### The exercise
All of the lines below are to be printed again exactly; images are excluded from the output.

Dataset rows
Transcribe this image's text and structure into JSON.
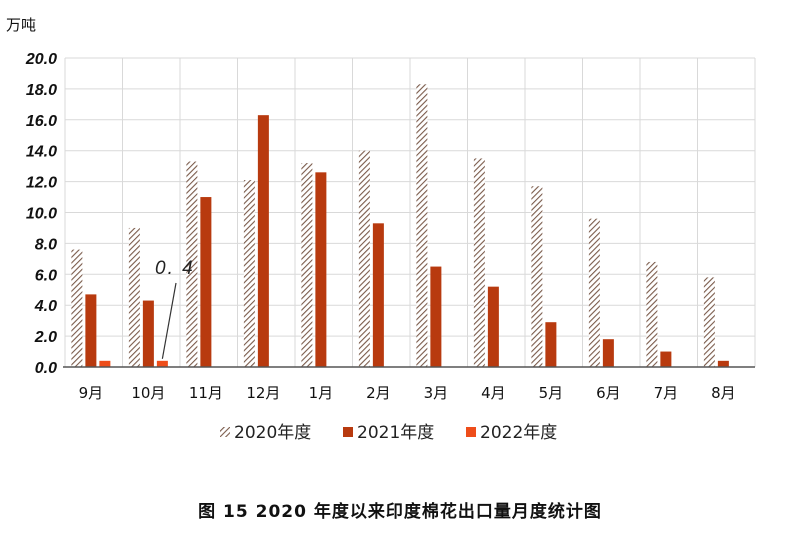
{
  "chart_data": {
    "type": "bar",
    "ylabel": "万吨",
    "ylim": [
      0,
      20
    ],
    "yticks": [
      "0.0",
      "2.0",
      "4.0",
      "6.0",
      "8.0",
      "10.0",
      "12.0",
      "14.0",
      "16.0",
      "18.0",
      "20.0"
    ],
    "categories": [
      "9月",
      "10月",
      "11月",
      "12月",
      "1月",
      "2月",
      "3月",
      "4月",
      "5月",
      "6月",
      "7月",
      "8月"
    ],
    "series": [
      {
        "name": "2020年度",
        "color": "#8a6a5a",
        "pattern": "diagonal-hatch",
        "values": [
          7.6,
          9.0,
          13.3,
          12.1,
          13.2,
          14.0,
          18.3,
          13.5,
          11.7,
          9.6,
          6.8,
          5.8
        ]
      },
      {
        "name": "2021年度",
        "color": "#b83a0f",
        "pattern": "solid",
        "values": [
          4.7,
          4.3,
          11.0,
          16.3,
          12.6,
          9.3,
          6.5,
          5.2,
          2.9,
          1.8,
          1.0,
          0.4
        ]
      },
      {
        "name": "2022年度",
        "color": "#ee4d1a",
        "pattern": "solid",
        "values": [
          0.4,
          0.4,
          null,
          null,
          null,
          null,
          null,
          null,
          null,
          null,
          null,
          null
        ]
      }
    ],
    "annotation": {
      "text": "0. 4"
    },
    "grid": true,
    "legend": "bottom",
    "title": "图 15   2020 年度以来印度棉花出口量月度统计图"
  }
}
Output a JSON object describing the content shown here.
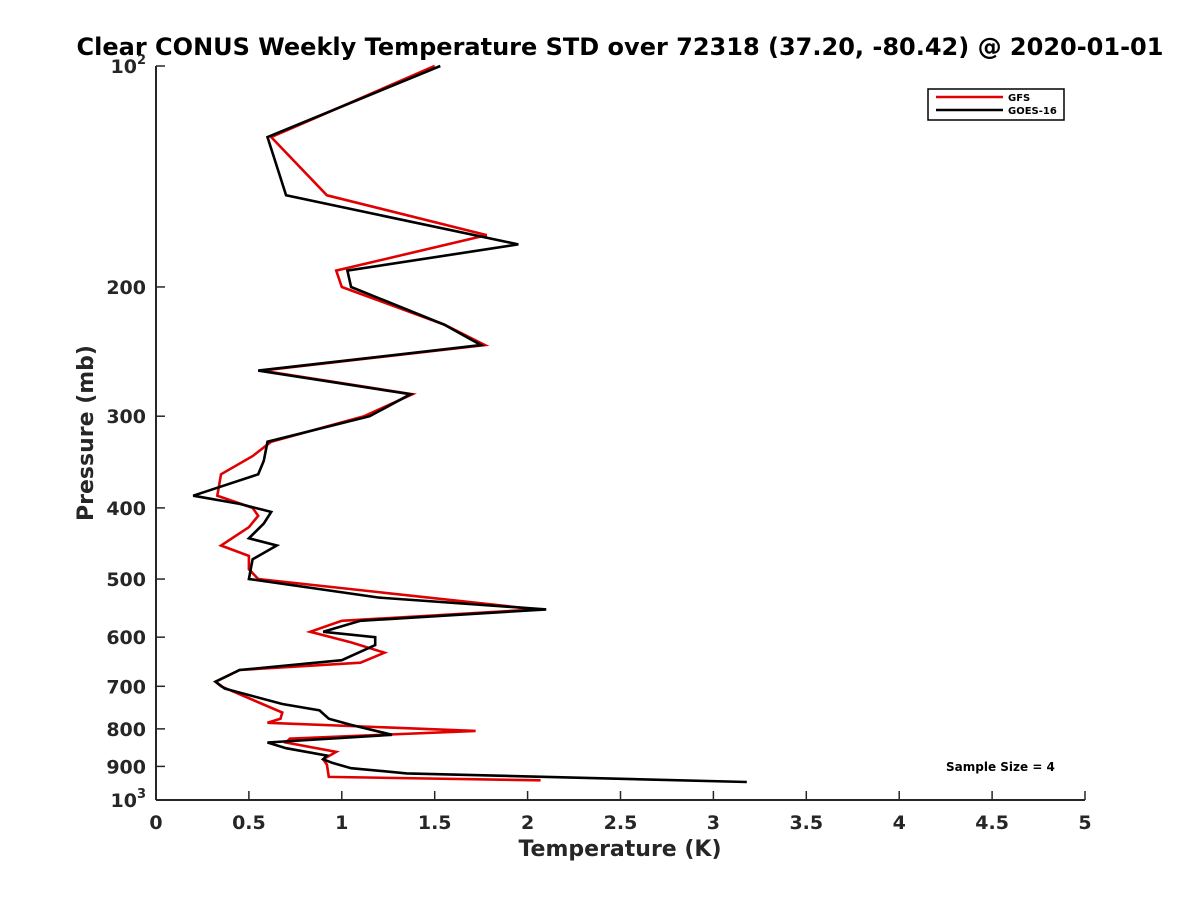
{
  "chart_data": {
    "type": "line",
    "title": "Clear CONUS Weekly Temperature STD over 72318 (37.20, -80.42) @ 2020-01-01",
    "xlabel": "Temperature (K)",
    "ylabel": "Pressure (mb)",
    "xlim": [
      0,
      5
    ],
    "ylim": [
      1000,
      100
    ],
    "y_scale": "log",
    "x_ticks": [
      "0",
      "0.5",
      "1",
      "1.5",
      "2",
      "2.5",
      "3",
      "3.5",
      "4",
      "4.5",
      "5"
    ],
    "y_ticks": [
      {
        "value": 100,
        "base": "10",
        "exp": "2"
      },
      {
        "value": 200,
        "label": "200"
      },
      {
        "value": 300,
        "label": "300"
      },
      {
        "value": 400,
        "label": "400"
      },
      {
        "value": 500,
        "label": "500"
      },
      {
        "value": 600,
        "label": "600"
      },
      {
        "value": 700,
        "label": "700"
      },
      {
        "value": 800,
        "label": "800"
      },
      {
        "value": 900,
        "label": "900"
      },
      {
        "value": 1000,
        "base": "10",
        "exp": "3"
      }
    ],
    "grid": false,
    "legend_position": "top-right",
    "annotation": "Sample Size = 4",
    "series": [
      {
        "name": "GFS",
        "color": "#e00000",
        "points": [
          [
            1.5,
            100
          ],
          [
            0.62,
            125
          ],
          [
            0.92,
            150
          ],
          [
            1.78,
            170
          ],
          [
            0.97,
            190
          ],
          [
            1.0,
            200
          ],
          [
            1.55,
            225
          ],
          [
            1.77,
            240
          ],
          [
            0.57,
            260
          ],
          [
            1.38,
            280
          ],
          [
            1.12,
            300
          ],
          [
            0.62,
            325
          ],
          [
            0.52,
            340
          ],
          [
            0.35,
            360
          ],
          [
            0.33,
            385
          ],
          [
            0.52,
            400
          ],
          [
            0.55,
            410
          ],
          [
            0.5,
            425
          ],
          [
            0.35,
            450
          ],
          [
            0.5,
            465
          ],
          [
            0.5,
            485
          ],
          [
            0.55,
            500
          ],
          [
            2.05,
            550
          ],
          [
            1.0,
            570
          ],
          [
            0.83,
            590
          ],
          [
            1.05,
            610
          ],
          [
            1.23,
            630
          ],
          [
            1.1,
            650
          ],
          [
            0.45,
            665
          ],
          [
            0.32,
            690
          ],
          [
            0.35,
            700
          ],
          [
            0.68,
            760
          ],
          [
            0.67,
            775
          ],
          [
            0.6,
            785
          ],
          [
            1.72,
            805
          ],
          [
            0.72,
            825
          ],
          [
            0.7,
            835
          ],
          [
            0.97,
            860
          ],
          [
            0.9,
            880
          ],
          [
            0.92,
            895
          ],
          [
            0.93,
            930
          ],
          [
            2.07,
            940
          ]
        ]
      },
      {
        "name": "GOES-16",
        "color": "#000000",
        "points": [
          [
            1.53,
            100
          ],
          [
            0.6,
            125
          ],
          [
            0.7,
            150
          ],
          [
            1.95,
            175
          ],
          [
            1.03,
            190
          ],
          [
            1.05,
            200
          ],
          [
            1.55,
            225
          ],
          [
            1.75,
            240
          ],
          [
            0.55,
            260
          ],
          [
            1.37,
            280
          ],
          [
            1.15,
            300
          ],
          [
            0.6,
            325
          ],
          [
            0.58,
            345
          ],
          [
            0.55,
            360
          ],
          [
            0.2,
            385
          ],
          [
            0.45,
            395
          ],
          [
            0.62,
            405
          ],
          [
            0.58,
            420
          ],
          [
            0.5,
            440
          ],
          [
            0.65,
            450
          ],
          [
            0.52,
            470
          ],
          [
            0.5,
            500
          ],
          [
            1.2,
            530
          ],
          [
            2.1,
            550
          ],
          [
            1.1,
            570
          ],
          [
            0.9,
            590
          ],
          [
            1.18,
            600
          ],
          [
            1.18,
            615
          ],
          [
            1.0,
            645
          ],
          [
            0.45,
            665
          ],
          [
            0.32,
            690
          ],
          [
            0.37,
            705
          ],
          [
            0.68,
            740
          ],
          [
            0.88,
            755
          ],
          [
            0.93,
            775
          ],
          [
            1.05,
            790
          ],
          [
            1.27,
            815
          ],
          [
            0.6,
            835
          ],
          [
            0.7,
            850
          ],
          [
            0.92,
            870
          ],
          [
            0.9,
            880
          ],
          [
            0.95,
            890
          ],
          [
            1.05,
            905
          ],
          [
            1.35,
            920
          ],
          [
            3.18,
            945
          ]
        ]
      }
    ]
  }
}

### Answer in full
Transcribe this image's text and structure into JSON.
{
  "chart_data": {
    "type": "bar",
    "ylabel": "万吨",
    "ylim": [
      0,
      20
    ],
    "yticks": [
      "0.0",
      "2.0",
      "4.0",
      "6.0",
      "8.0",
      "10.0",
      "12.0",
      "14.0",
      "16.0",
      "18.0",
      "20.0"
    ],
    "categories": [
      "9月",
      "10月",
      "11月",
      "12月",
      "1月",
      "2月",
      "3月",
      "4月",
      "5月",
      "6月",
      "7月",
      "8月"
    ],
    "series": [
      {
        "name": "2020年度",
        "color": "#8a6a5a",
        "pattern": "diagonal-hatch",
        "values": [
          7.6,
          9.0,
          13.3,
          12.1,
          13.2,
          14.0,
          18.3,
          13.5,
          11.7,
          9.6,
          6.8,
          5.8
        ]
      },
      {
        "name": "2021年度",
        "color": "#b83a0f",
        "pattern": "solid",
        "values": [
          4.7,
          4.3,
          11.0,
          16.3,
          12.6,
          9.3,
          6.5,
          5.2,
          2.9,
          1.8,
          1.0,
          0.4
        ]
      },
      {
        "name": "2022年度",
        "color": "#ee4d1a",
        "pattern": "solid",
        "values": [
          0.4,
          0.4,
          null,
          null,
          null,
          null,
          null,
          null,
          null,
          null,
          null,
          null
        ]
      }
    ],
    "annotation": {
      "text": "0. 4"
    },
    "grid": true,
    "legend": "bottom",
    "title": "图 15   2020 年度以来印度棉花出口量月度统计图"
  }
}
Output a JSON object describing the content shown here.
{
  "chart_data": {
    "type": "line",
    "title": "Clear CONUS Weekly Temperature STD over 72318 (37.20, -80.42) @ 2020-01-01",
    "xlabel": "Temperature (K)",
    "ylabel": "Pressure (mb)",
    "xlim": [
      0,
      5
    ],
    "ylim": [
      1000,
      100
    ],
    "y_scale": "log",
    "x_ticks": [
      "0",
      "0.5",
      "1",
      "1.5",
      "2",
      "2.5",
      "3",
      "3.5",
      "4",
      "4.5",
      "5"
    ],
    "y_ticks": [
      {
        "value": 100,
        "base": "10",
        "exp": "2"
      },
      {
        "value": 200,
        "label": "200"
      },
      {
        "value": 300,
        "label": "300"
      },
      {
        "value": 400,
        "label": "400"
      },
      {
        "value": 500,
        "label": "500"
      },
      {
        "value": 600,
        "label": "600"
      },
      {
        "value": 700,
        "label": "700"
      },
      {
        "value": 800,
        "label": "800"
      },
      {
        "value": 900,
        "label": "900"
      },
      {
        "value": 1000,
        "base": "10",
        "exp": "3"
      }
    ],
    "grid": false,
    "legend_position": "top-right",
    "annotation": "Sample Size = 4",
    "series": [
      {
        "name": "GFS",
        "color": "#e00000",
        "points": [
          [
            1.5,
            100
          ],
          [
            0.62,
            125
          ],
          [
            0.92,
            150
          ],
          [
            1.78,
            170
          ],
          [
            0.97,
            190
          ],
          [
            1.0,
            200
          ],
          [
            1.55,
            225
          ],
          [
            1.77,
            240
          ],
          [
            0.57,
            260
          ],
          [
            1.38,
            280
          ],
          [
            1.12,
            300
          ],
          [
            0.62,
            325
          ],
          [
            0.52,
            340
          ],
          [
            0.35,
            360
          ],
          [
            0.33,
            385
          ],
          [
            0.52,
            400
          ],
          [
            0.55,
            410
          ],
          [
            0.5,
            425
          ],
          [
            0.35,
            450
          ],
          [
            0.5,
            465
          ],
          [
            0.5,
            485
          ],
          [
            0.55,
            500
          ],
          [
            2.05,
            550
          ],
          [
            1.0,
            570
          ],
          [
            0.83,
            590
          ],
          [
            1.05,
            610
          ],
          [
            1.23,
            630
          ],
          [
            1.1,
            650
          ],
          [
            0.45,
            665
          ],
          [
            0.32,
            690
          ],
          [
            0.35,
            700
          ],
          [
            0.68,
            760
          ],
          [
            0.67,
            775
          ],
          [
            0.6,
            785
          ],
          [
            1.72,
            805
          ],
          [
            0.72,
            825
          ],
          [
            0.7,
            835
          ],
          [
            0.97,
            860
          ],
          [
            0.9,
            880
          ],
          [
            0.92,
            895
          ],
          [
            0.93,
            930
          ],
          [
            2.07,
            940
          ]
        ]
      },
      {
        "name": "GOES-16",
        "color": "#000000",
        "points": [
          [
            1.53,
            100
          ],
          [
            0.6,
            125
          ],
          [
            0.7,
            150
          ],
          [
            1.95,
            175
          ],
          [
            1.03,
            190
          ],
          [
            1.05,
            200
          ],
          [
            1.55,
            225
          ],
          [
            1.75,
            240
          ],
          [
            0.55,
            260
          ],
          [
            1.37,
            280
          ],
          [
            1.15,
            300
          ],
          [
            0.6,
            325
          ],
          [
            0.58,
            345
          ],
          [
            0.55,
            360
          ],
          [
            0.2,
            385
          ],
          [
            0.45,
            395
          ],
          [
            0.62,
            405
          ],
          [
            0.58,
            420
          ],
          [
            0.5,
            440
          ],
          [
            0.65,
            450
          ],
          [
            0.52,
            470
          ],
          [
            0.5,
            500
          ],
          [
            1.2,
            530
          ],
          [
            2.1,
            550
          ],
          [
            1.1,
            570
          ],
          [
            0.9,
            590
          ],
          [
            1.18,
            600
          ],
          [
            1.18,
            615
          ],
          [
            1.0,
            645
          ],
          [
            0.45,
            665
          ],
          [
            0.32,
            690
          ],
          [
            0.37,
            705
          ],
          [
            0.68,
            740
          ],
          [
            0.88,
            755
          ],
          [
            0.93,
            775
          ],
          [
            1.05,
            790
          ],
          [
            1.27,
            815
          ],
          [
            0.6,
            835
          ],
          [
            0.7,
            850
          ],
          [
            0.92,
            870
          ],
          [
            0.9,
            880
          ],
          [
            0.95,
            890
          ],
          [
            1.05,
            905
          ],
          [
            1.35,
            920
          ],
          [
            3.18,
            945
          ]
        ]
      }
    ]
  }
}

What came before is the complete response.